Kavli Affiliate: Menno Witter and Maximiliano Jose Nigro
| Authors: Erik J Courcelles, Kasper Kjelsberg, Laura Convertino, Rajeevkumar Raveendran Nair, Menno P Witter and Maximiliano J Nigro
| Summary:
GABAergic neurons represent 10-15% of the neuronal population of the cortex but exert a powerful control over information flow in cortical circuits. The largest GABAergic class in the neocortex is represented by the parvalbumin-expressing (PV-INs) fast-spiking neurons, which provide powerful somatic inhibition to their postsynaptic targets. Recently, the density of PV-INs has been shown to be lower in associative areas of the mouse cortex as compared to sensory and motor areas. Modeling work based on these quantifications linked the low-density of PV-INs with specific computations of associative cortices. However, it is still unknown whether the total GABAergic population of association cortices is smaller or whether another GABAergic type can compensate for the low density of PV-INs. In the present study we investigated these hypotheses using a combination of neuroanatomy, mouse genetics and neurophysiology. We found that the GABAergic population of association areas is comparable to that of primary sensory areas, and it is enriched of fast-spiking neurons that do not express PV and were not accounted for by previous quantifications. We developed an intersectional viral strategy to demonstrate that the synaptic output of fast-spiking neurons is comparable across cortical regions. Our results provide quantifications of the density and output strength of fast-spiking GABAergic neurons and offers new biological constrains to refine current models of cortical computations.
================================
(Brief): Name every author listed for the study on GABAergic neurons in the cortex. Rely only on the text above.

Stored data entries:
================================
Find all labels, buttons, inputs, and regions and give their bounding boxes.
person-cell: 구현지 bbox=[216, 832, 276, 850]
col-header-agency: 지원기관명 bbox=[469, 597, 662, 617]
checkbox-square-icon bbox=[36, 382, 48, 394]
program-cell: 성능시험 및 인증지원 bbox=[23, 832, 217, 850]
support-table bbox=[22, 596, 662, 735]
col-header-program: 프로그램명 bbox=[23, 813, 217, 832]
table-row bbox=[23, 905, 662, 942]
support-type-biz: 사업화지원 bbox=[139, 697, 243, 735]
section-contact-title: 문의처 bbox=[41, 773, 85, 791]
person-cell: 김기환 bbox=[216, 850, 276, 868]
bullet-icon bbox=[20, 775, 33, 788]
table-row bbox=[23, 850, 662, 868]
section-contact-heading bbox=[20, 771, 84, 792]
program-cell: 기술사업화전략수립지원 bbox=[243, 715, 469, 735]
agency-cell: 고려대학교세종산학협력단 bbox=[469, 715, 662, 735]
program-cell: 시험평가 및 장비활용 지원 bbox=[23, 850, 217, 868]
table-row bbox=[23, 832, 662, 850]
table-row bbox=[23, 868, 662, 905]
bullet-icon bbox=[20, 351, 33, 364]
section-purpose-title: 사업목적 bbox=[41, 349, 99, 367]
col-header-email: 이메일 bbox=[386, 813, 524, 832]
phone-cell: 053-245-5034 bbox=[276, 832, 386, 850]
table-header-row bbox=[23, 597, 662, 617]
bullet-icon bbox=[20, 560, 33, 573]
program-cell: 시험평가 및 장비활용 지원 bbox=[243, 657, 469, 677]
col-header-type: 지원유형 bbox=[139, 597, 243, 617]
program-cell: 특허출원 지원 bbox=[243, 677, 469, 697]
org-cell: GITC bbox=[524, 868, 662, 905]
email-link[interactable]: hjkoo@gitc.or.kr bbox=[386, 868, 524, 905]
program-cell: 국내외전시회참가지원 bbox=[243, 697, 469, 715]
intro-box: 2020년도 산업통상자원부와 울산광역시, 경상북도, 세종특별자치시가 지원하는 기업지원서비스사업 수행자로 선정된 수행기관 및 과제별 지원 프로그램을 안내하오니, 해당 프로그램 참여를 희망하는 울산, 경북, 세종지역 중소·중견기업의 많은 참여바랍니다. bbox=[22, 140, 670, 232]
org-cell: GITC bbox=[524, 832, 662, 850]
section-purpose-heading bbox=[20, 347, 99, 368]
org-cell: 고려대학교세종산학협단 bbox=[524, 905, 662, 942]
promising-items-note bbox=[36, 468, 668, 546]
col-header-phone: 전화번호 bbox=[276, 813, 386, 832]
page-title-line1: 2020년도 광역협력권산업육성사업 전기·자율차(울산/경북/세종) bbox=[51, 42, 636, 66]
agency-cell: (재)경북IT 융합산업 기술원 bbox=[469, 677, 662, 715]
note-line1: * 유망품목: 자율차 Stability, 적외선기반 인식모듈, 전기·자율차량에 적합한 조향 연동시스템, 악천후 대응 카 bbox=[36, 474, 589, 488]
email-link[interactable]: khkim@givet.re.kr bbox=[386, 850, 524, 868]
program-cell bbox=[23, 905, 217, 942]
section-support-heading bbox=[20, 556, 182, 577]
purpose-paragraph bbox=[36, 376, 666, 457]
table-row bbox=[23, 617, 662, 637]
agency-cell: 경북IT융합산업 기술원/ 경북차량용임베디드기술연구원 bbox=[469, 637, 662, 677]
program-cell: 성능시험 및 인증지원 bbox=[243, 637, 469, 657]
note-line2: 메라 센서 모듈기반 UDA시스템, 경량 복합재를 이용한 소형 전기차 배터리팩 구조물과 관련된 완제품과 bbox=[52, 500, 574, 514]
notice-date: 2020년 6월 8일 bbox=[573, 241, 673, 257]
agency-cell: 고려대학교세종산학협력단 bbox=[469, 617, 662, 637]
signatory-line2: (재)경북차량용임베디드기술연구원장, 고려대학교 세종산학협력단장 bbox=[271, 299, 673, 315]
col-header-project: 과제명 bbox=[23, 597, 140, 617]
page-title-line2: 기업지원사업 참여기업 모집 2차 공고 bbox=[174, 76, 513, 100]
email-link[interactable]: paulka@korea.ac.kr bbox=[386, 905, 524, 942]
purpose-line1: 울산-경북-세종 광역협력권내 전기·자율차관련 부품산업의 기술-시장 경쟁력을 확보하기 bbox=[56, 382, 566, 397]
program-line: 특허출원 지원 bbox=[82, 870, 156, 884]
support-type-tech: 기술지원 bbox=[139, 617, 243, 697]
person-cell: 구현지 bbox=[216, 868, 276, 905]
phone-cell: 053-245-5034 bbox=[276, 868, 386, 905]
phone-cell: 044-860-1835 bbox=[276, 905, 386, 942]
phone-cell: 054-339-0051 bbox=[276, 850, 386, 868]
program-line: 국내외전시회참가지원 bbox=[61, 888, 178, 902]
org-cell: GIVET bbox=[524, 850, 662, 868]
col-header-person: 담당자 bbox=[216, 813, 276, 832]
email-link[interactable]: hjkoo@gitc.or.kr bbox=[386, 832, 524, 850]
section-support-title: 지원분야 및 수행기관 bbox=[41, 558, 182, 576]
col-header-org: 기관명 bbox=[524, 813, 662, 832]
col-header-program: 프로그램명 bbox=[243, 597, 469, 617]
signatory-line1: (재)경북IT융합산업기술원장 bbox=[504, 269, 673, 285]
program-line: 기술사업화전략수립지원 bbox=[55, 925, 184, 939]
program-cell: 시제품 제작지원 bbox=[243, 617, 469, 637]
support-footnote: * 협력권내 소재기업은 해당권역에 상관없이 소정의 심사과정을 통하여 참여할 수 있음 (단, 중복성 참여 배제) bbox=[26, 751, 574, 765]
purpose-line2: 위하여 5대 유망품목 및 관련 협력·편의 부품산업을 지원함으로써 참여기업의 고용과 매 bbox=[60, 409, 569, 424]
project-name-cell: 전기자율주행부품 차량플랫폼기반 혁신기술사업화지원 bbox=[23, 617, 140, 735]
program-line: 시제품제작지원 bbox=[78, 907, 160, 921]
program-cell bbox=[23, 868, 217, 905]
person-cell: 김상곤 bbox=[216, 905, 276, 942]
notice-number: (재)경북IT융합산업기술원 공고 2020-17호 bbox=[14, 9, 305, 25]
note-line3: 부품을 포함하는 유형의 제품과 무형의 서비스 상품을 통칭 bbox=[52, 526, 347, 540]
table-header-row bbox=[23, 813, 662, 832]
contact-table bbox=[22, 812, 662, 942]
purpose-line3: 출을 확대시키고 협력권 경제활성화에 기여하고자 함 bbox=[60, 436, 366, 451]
================================
(Solved problem): Erik J Courcelles, Kasper Kjelsberg, Laura Convertino, Rajeevkumar Raveendran Nair, Menno P Witter, Maximiliano J Nigro